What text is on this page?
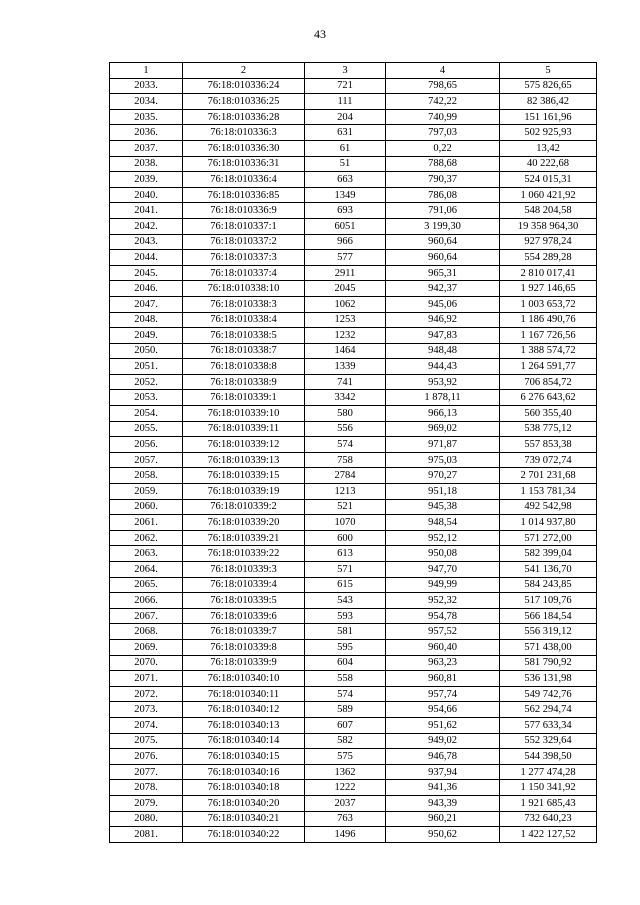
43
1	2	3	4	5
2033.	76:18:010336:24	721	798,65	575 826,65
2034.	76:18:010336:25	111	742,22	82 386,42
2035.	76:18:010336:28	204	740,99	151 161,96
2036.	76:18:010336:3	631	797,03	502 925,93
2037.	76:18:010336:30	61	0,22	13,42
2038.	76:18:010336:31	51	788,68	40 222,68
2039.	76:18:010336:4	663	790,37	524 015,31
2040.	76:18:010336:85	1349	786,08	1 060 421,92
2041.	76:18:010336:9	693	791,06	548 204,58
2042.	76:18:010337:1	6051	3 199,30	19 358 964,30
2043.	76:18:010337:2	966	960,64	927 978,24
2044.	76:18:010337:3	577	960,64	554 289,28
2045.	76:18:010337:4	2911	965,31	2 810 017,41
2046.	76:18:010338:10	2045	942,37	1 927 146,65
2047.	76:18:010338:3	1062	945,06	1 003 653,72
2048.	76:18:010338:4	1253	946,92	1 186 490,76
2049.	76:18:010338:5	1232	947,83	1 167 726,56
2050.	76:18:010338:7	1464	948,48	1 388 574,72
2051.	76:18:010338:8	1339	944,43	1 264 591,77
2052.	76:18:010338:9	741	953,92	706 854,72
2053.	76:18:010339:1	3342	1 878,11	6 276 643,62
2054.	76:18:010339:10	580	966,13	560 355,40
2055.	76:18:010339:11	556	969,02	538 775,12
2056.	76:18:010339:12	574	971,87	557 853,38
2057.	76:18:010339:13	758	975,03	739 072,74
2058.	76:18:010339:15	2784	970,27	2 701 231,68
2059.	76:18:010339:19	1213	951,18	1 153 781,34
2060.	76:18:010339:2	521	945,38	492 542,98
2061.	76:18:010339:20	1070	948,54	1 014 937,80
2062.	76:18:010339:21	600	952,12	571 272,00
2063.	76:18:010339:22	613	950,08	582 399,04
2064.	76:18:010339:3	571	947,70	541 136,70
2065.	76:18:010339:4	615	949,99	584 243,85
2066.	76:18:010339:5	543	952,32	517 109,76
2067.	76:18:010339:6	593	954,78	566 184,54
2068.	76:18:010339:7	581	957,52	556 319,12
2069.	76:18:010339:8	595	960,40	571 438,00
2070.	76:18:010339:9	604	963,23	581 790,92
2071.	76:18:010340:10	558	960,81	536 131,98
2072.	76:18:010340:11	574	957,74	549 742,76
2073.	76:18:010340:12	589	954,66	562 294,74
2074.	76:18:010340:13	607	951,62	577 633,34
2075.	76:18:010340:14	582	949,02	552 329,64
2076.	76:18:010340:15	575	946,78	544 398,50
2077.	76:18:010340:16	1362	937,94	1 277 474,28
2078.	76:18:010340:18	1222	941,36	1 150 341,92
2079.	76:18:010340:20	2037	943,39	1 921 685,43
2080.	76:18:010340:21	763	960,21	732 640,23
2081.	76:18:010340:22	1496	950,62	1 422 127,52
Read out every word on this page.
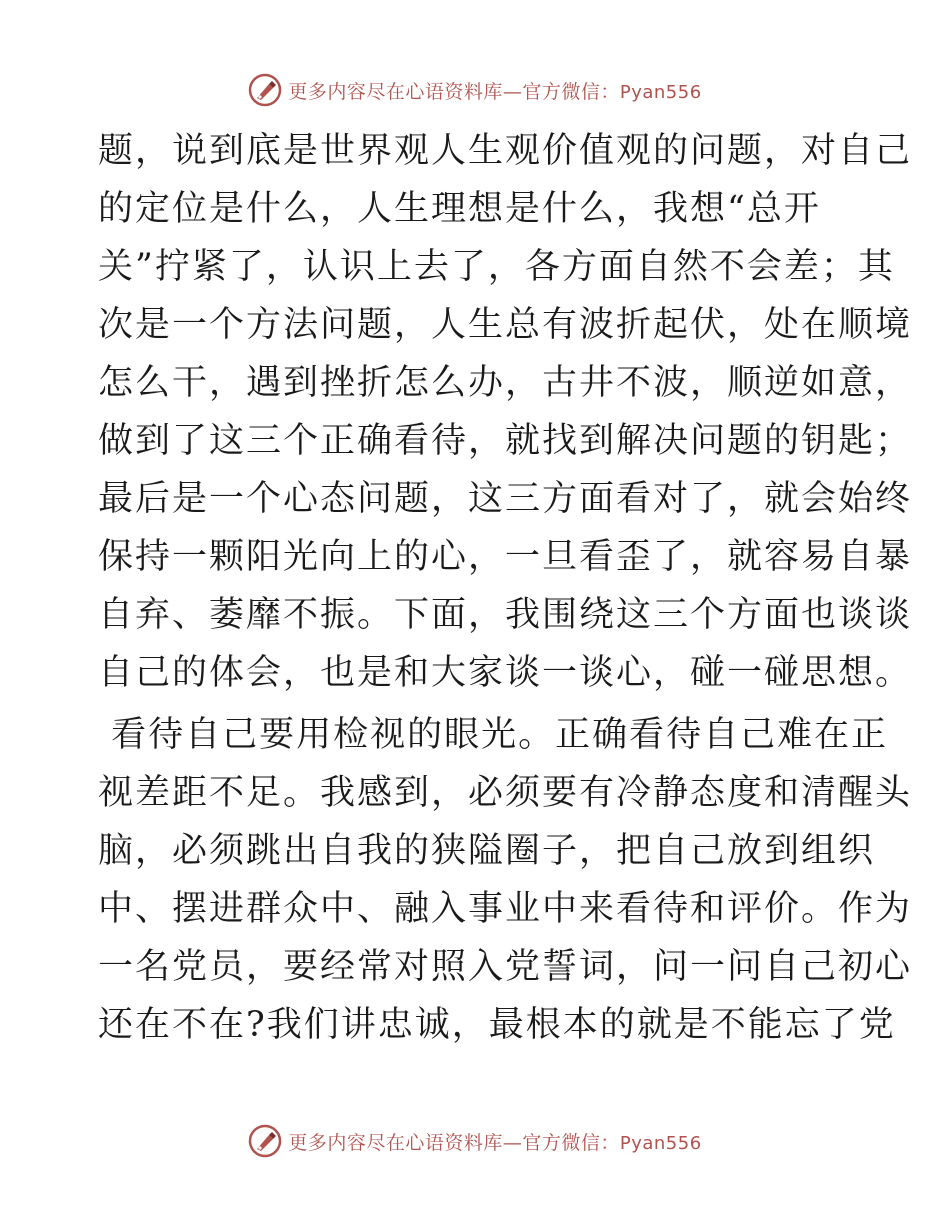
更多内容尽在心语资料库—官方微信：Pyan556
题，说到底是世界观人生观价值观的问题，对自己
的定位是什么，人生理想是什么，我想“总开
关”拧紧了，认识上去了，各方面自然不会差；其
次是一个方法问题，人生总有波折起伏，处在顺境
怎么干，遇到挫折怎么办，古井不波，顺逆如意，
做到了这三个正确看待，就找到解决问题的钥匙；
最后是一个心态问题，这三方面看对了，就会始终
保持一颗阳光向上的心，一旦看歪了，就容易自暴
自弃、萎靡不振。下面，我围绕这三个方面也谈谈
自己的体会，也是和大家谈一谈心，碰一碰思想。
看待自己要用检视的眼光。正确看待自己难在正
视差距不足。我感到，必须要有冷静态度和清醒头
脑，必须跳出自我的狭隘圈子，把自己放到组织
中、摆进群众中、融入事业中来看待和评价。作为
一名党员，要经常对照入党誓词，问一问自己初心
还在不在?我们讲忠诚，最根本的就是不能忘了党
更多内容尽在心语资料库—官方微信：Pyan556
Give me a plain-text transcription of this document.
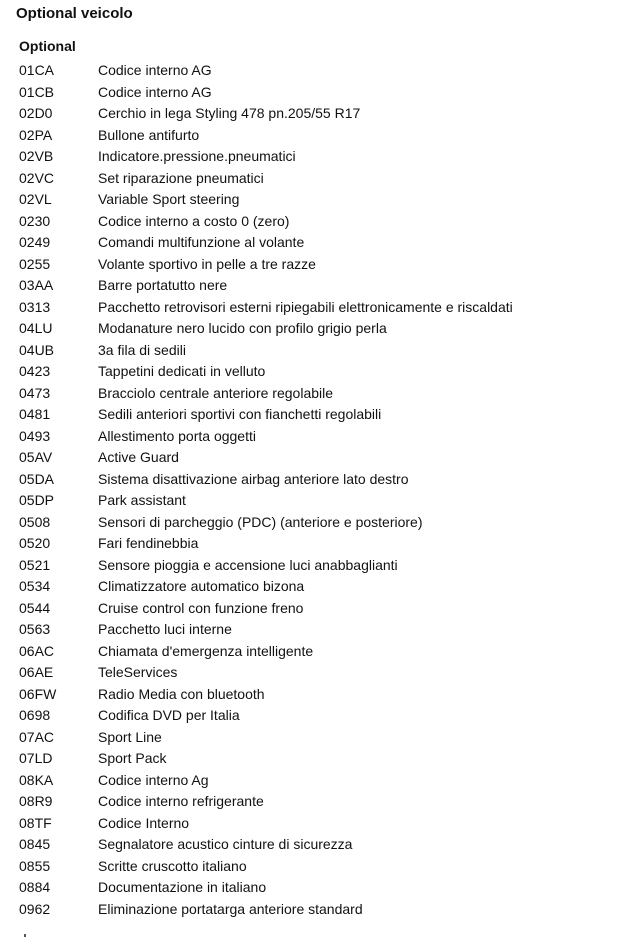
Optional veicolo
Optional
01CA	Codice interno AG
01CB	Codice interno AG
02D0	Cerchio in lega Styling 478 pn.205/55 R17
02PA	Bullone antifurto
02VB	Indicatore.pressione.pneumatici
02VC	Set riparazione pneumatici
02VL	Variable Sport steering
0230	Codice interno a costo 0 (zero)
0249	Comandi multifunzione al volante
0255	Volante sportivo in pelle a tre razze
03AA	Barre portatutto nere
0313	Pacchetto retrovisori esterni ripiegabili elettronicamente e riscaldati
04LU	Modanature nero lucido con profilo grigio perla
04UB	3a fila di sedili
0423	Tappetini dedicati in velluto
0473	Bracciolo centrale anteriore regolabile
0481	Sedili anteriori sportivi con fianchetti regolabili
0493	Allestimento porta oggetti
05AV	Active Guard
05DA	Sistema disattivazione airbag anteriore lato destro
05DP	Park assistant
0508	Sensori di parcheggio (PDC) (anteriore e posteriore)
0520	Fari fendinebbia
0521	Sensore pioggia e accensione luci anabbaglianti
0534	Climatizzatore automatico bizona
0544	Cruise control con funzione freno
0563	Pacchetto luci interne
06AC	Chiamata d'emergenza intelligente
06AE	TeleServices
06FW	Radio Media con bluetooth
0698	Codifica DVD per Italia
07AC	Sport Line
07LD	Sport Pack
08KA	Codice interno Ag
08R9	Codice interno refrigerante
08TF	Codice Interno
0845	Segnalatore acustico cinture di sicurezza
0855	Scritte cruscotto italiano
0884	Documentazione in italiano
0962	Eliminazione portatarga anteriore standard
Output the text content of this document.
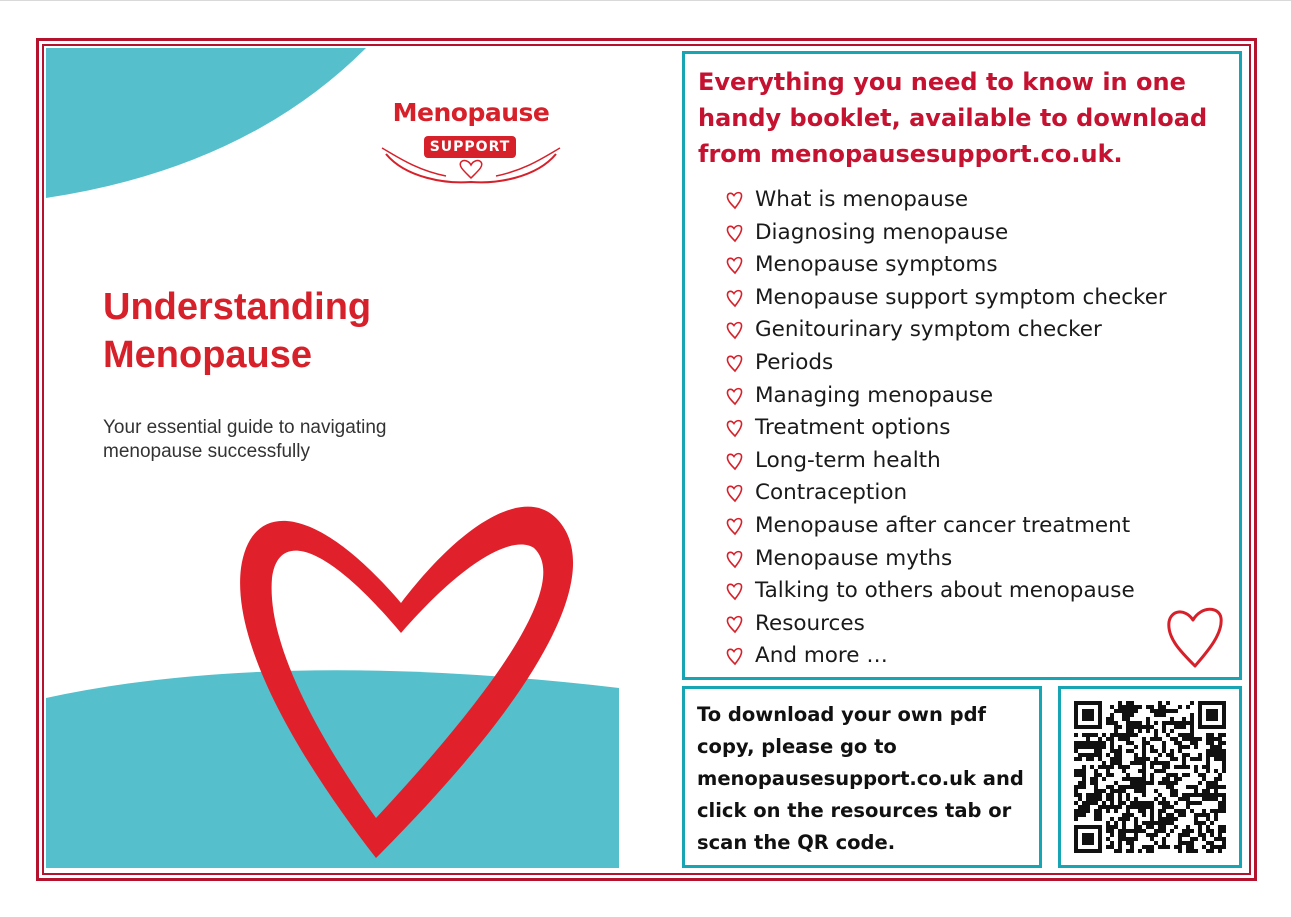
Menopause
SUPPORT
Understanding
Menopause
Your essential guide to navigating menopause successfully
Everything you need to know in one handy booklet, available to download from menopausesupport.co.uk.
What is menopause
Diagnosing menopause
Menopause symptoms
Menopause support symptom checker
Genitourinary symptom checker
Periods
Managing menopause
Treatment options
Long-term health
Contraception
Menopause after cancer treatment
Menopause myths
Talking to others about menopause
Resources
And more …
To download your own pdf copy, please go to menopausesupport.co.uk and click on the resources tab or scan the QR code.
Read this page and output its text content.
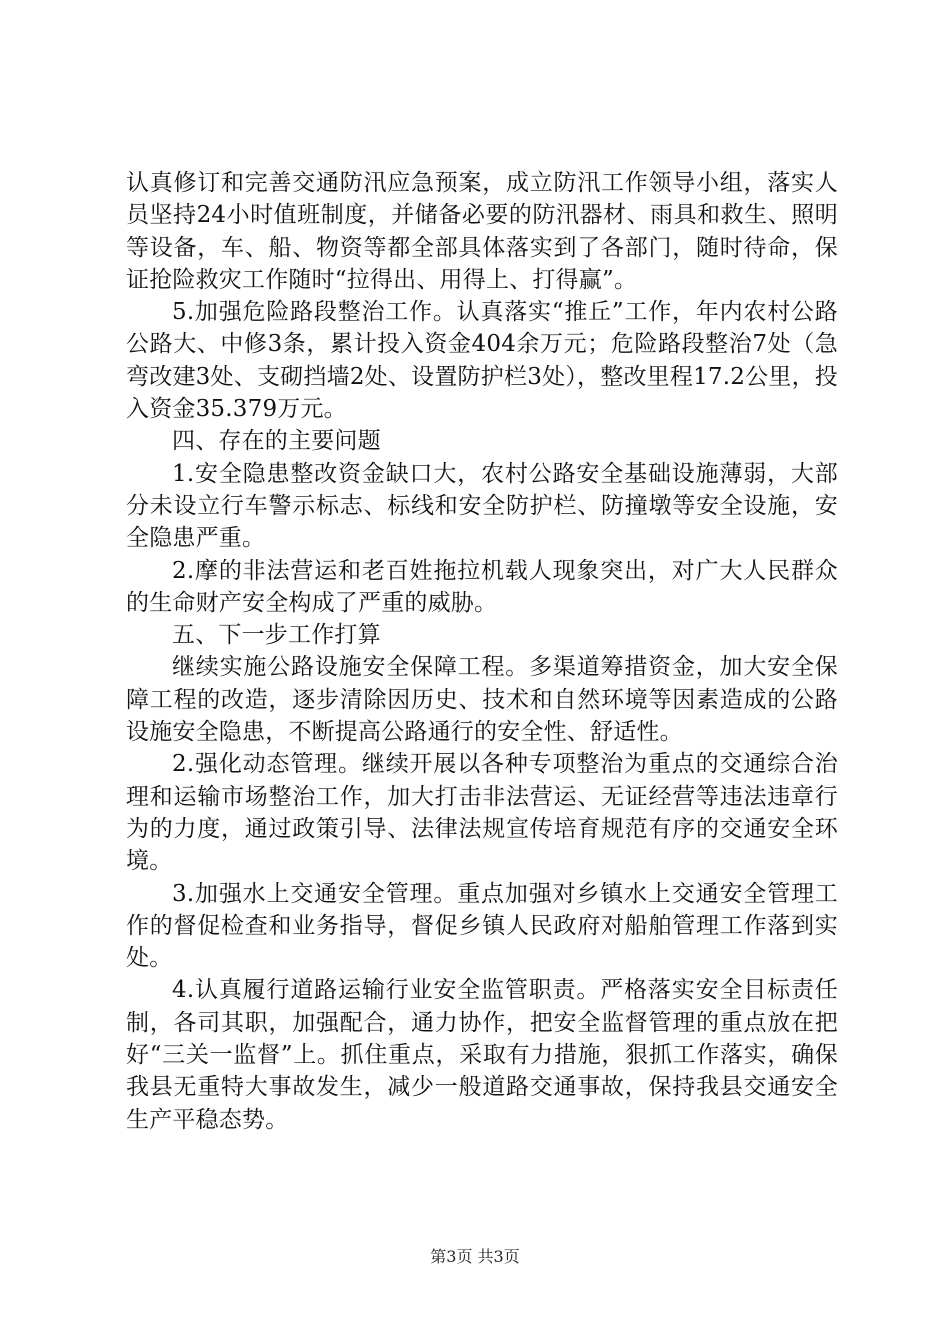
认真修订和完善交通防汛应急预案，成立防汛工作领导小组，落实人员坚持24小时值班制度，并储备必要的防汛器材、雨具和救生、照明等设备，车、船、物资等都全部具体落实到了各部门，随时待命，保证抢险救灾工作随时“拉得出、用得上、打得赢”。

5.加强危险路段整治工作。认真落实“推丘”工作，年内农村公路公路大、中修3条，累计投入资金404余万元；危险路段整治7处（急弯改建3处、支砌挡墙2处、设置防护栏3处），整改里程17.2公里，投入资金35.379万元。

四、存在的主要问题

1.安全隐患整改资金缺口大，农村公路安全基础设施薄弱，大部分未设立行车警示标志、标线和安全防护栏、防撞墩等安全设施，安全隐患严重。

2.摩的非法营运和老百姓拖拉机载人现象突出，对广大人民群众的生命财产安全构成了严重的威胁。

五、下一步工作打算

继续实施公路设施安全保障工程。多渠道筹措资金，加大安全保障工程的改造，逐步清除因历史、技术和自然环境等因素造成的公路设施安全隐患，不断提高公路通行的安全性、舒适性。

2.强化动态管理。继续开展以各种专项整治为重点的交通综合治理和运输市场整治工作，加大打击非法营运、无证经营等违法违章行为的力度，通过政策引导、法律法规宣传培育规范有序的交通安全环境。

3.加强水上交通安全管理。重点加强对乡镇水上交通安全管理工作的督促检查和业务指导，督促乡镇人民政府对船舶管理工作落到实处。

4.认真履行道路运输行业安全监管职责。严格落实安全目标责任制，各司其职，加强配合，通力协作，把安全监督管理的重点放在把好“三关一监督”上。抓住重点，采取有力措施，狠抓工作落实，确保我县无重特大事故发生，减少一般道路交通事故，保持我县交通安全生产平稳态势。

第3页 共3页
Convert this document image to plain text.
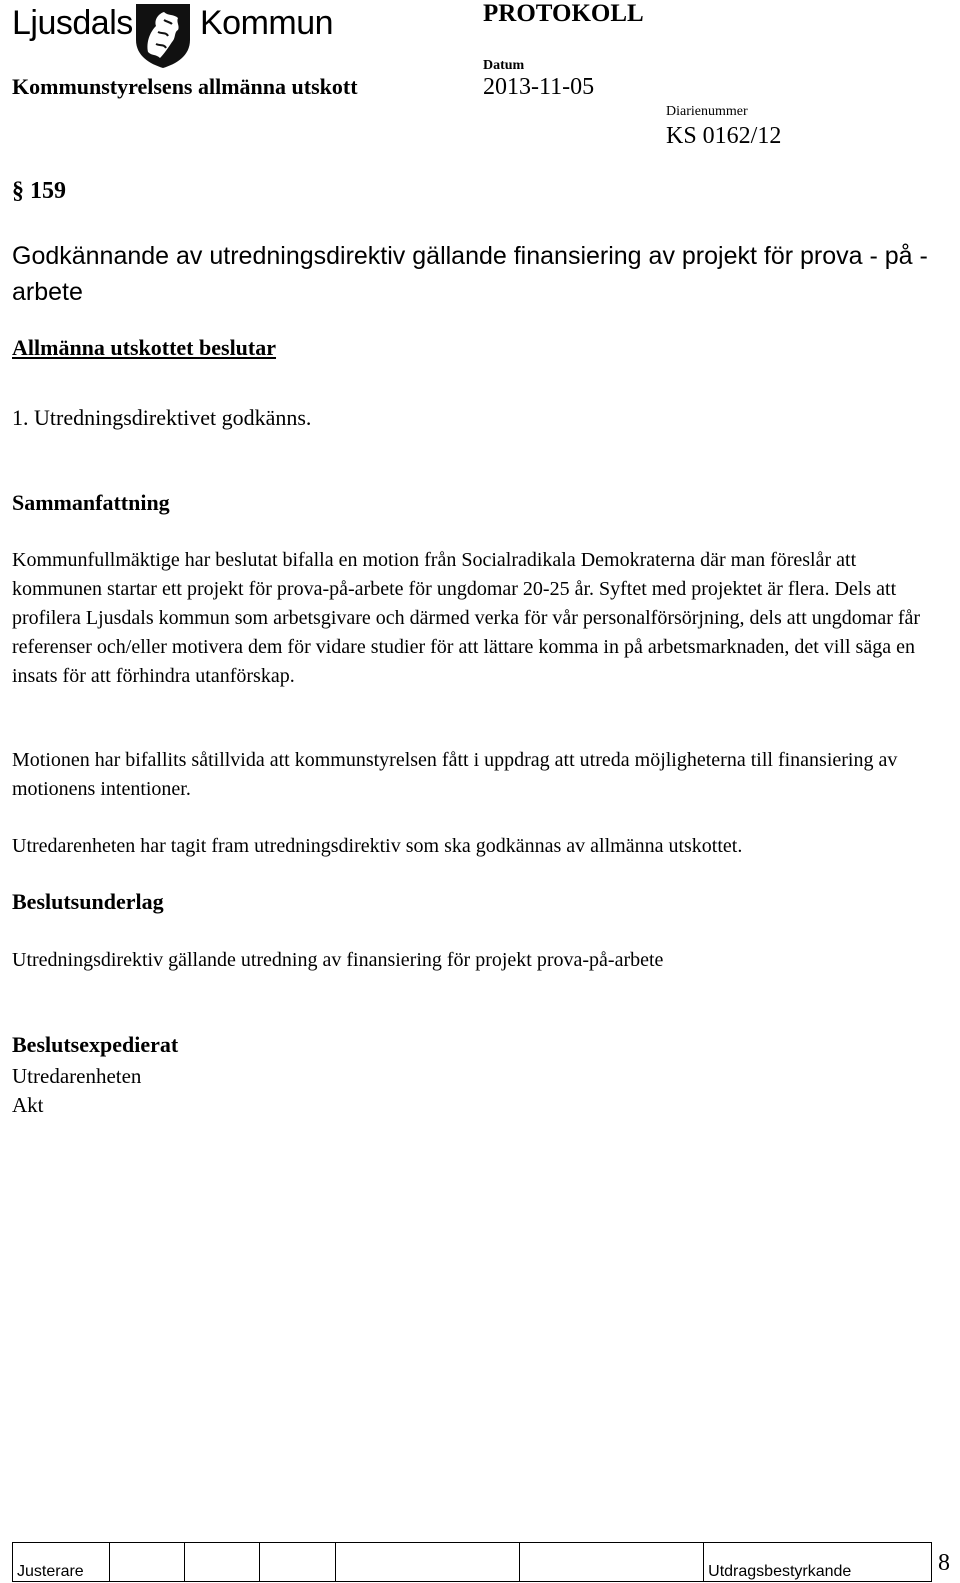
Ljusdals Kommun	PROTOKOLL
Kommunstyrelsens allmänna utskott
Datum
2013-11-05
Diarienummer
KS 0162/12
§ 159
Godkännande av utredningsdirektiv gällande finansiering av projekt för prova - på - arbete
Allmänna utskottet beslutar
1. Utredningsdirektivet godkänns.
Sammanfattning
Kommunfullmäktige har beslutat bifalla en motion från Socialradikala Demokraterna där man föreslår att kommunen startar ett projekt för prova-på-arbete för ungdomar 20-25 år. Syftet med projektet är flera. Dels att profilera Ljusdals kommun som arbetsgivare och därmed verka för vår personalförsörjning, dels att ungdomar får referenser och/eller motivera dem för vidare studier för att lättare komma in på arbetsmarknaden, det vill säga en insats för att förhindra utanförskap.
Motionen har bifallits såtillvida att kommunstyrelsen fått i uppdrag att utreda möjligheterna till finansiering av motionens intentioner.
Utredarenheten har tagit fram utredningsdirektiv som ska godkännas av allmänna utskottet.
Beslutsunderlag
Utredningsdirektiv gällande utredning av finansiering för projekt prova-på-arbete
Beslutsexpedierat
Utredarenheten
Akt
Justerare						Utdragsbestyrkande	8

# Stated goal
From the line containing "Convert this document image to plain text." down to the final line of the listing above, write out only those lines exactly as they are, minus the pictures.

# Answer to this task
Convert this document image to plain text.
Ljusdals Kommun	PROTOKOLL
Kommunstyrelsens allmänna utskott
Datum
2013-11-05
Diarienummer
KS 0162/12
§ 159
Godkännande av utredningsdirektiv gällande finansiering av projekt för prova - på - arbete
Allmänna utskottet beslutar
1. Utredningsdirektivet godkänns.
Sammanfattning
Kommunfullmäktige har beslutat bifalla en motion från Socialradikala Demokraterna där man föreslår att kommunen startar ett projekt för prova-på-arbete för ungdomar 20-25 år. Syftet med projektet är flera. Dels att profilera Ljusdals kommun som arbetsgivare och därmed verka för vår personalförsörjning, dels att ungdomar får referenser och/eller motivera dem för vidare studier för att lättare komma in på arbetsmarknaden, det vill säga en insats för att förhindra utanförskap.
Motionen har bifallits såtillvida att kommunstyrelsen fått i uppdrag att utreda möjligheterna till finansiering av motionens intentioner.
Utredarenheten har tagit fram utredningsdirektiv som ska godkännas av allmänna utskottet.
Beslutsunderlag
Utredningsdirektiv gällande utredning av finansiering för projekt prova-på-arbete
Beslutsexpedierat
Utredarenheten
Akt
Justerare						Utdragsbestyrkande	8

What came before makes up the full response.